Structured figure records
'''

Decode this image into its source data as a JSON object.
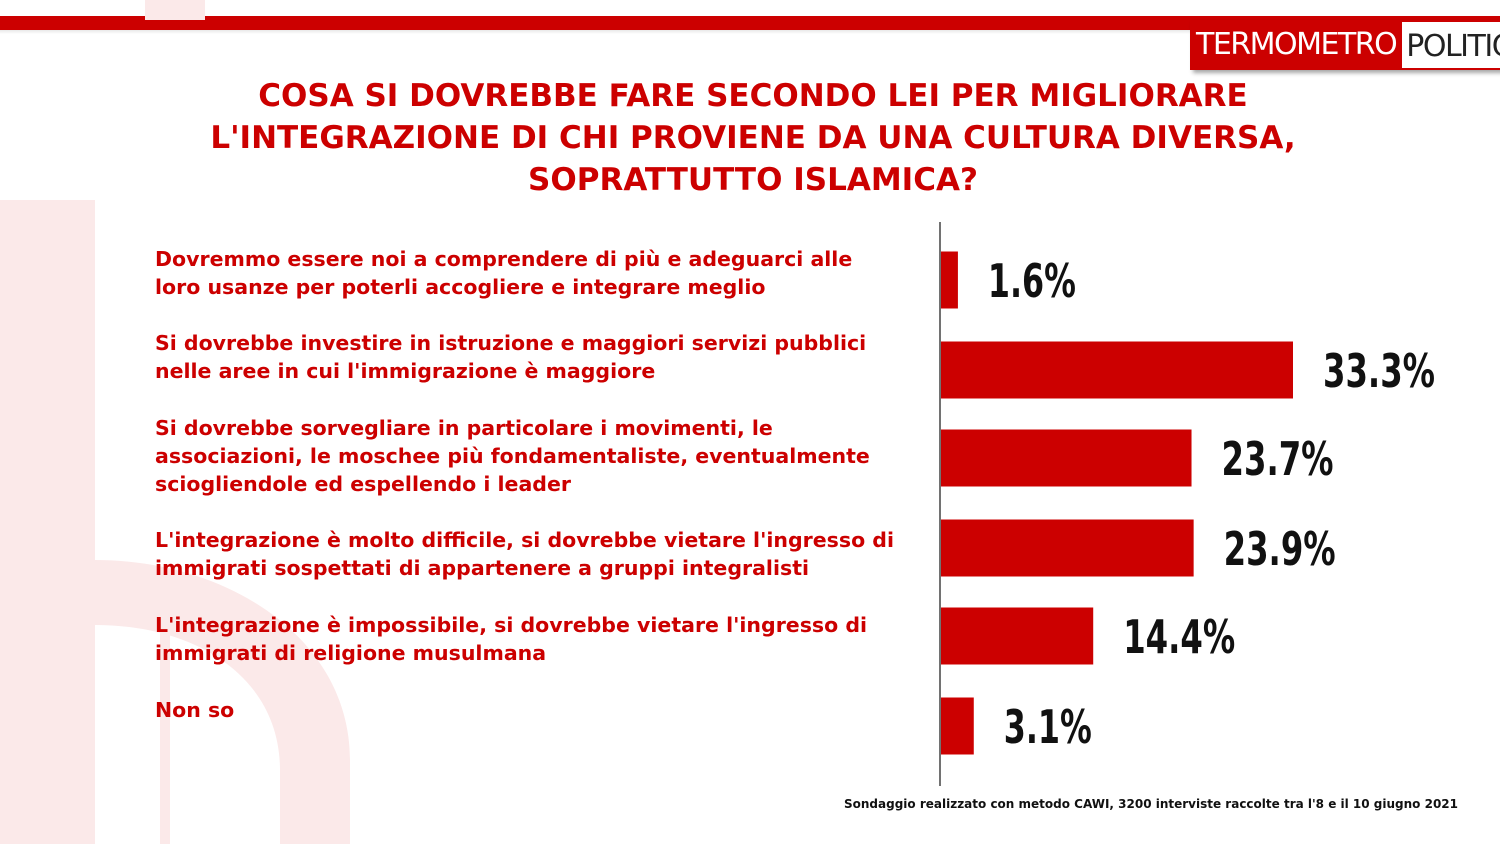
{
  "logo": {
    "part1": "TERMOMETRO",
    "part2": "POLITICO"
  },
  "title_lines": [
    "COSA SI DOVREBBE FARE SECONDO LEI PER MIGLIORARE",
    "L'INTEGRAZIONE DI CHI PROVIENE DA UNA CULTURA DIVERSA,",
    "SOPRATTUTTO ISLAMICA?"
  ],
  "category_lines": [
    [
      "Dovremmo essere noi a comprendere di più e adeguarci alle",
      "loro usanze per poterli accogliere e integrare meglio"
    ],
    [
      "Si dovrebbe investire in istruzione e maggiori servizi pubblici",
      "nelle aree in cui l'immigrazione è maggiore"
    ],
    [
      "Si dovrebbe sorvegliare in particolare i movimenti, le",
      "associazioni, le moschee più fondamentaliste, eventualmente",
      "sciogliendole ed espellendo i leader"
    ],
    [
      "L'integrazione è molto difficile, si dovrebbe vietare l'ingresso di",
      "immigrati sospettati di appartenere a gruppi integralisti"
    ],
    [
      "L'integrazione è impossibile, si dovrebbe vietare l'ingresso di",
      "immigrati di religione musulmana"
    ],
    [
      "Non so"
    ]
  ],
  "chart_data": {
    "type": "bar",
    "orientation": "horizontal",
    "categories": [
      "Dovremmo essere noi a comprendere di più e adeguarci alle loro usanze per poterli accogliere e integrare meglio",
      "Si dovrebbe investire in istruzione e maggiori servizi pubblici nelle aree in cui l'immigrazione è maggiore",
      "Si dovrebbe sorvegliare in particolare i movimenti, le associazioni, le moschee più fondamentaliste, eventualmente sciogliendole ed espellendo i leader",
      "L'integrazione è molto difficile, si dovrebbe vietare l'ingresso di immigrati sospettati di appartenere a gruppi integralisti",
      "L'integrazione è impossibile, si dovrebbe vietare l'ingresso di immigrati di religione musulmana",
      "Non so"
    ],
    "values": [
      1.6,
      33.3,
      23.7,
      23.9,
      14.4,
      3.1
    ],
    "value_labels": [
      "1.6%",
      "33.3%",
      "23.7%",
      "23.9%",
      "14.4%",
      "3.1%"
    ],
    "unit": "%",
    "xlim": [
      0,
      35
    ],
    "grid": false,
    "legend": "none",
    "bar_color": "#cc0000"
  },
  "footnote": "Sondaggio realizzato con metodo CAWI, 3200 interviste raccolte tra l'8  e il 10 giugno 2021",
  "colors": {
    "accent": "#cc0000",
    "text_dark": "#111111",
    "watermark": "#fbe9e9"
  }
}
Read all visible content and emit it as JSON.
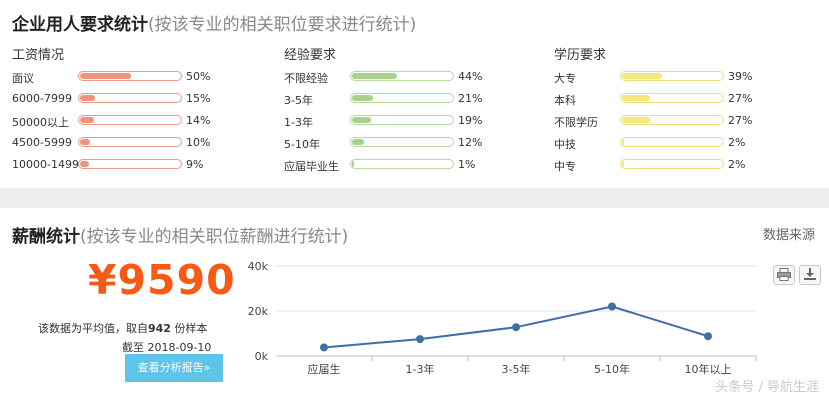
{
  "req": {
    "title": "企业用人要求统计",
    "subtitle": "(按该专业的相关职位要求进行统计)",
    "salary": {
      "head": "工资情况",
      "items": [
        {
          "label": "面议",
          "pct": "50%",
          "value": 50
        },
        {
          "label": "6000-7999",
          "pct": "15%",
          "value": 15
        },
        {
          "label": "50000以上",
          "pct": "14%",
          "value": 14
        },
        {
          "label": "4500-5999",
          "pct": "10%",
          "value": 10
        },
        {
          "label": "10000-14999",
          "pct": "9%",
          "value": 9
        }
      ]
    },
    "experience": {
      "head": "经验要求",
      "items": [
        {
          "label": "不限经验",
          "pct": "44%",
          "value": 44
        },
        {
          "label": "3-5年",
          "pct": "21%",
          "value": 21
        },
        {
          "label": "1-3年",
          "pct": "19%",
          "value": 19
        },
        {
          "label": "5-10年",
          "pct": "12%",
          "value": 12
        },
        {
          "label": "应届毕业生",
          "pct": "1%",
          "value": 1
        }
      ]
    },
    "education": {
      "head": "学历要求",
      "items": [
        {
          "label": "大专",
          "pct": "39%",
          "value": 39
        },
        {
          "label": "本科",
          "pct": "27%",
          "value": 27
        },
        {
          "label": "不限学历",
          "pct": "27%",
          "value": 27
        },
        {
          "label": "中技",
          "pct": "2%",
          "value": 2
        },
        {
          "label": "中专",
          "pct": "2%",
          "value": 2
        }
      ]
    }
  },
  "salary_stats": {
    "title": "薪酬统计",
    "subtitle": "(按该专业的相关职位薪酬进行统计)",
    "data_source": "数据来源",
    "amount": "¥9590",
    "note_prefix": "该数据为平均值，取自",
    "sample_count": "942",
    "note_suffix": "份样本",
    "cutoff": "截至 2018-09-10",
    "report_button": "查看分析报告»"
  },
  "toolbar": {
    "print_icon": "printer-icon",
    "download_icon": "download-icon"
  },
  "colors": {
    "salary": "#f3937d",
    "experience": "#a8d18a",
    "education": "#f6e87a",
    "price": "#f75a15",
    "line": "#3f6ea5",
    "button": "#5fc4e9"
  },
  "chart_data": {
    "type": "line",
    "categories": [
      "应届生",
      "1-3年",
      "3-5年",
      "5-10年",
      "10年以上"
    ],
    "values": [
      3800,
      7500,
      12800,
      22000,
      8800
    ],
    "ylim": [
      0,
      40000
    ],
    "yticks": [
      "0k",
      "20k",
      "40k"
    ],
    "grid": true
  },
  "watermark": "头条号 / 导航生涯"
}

'''

• _STATED PROBLEM_
Single out each line of the records above with the string "investire" in it, and copy it.

• _EXPECTED OUTPUT_
      "Si dovrebbe investire in istruzione e maggiori servizi pubblici",
      "Si dovrebbe investire in istruzione e maggiori servizi pubblici nelle aree in cui l'immigrazione è maggiore",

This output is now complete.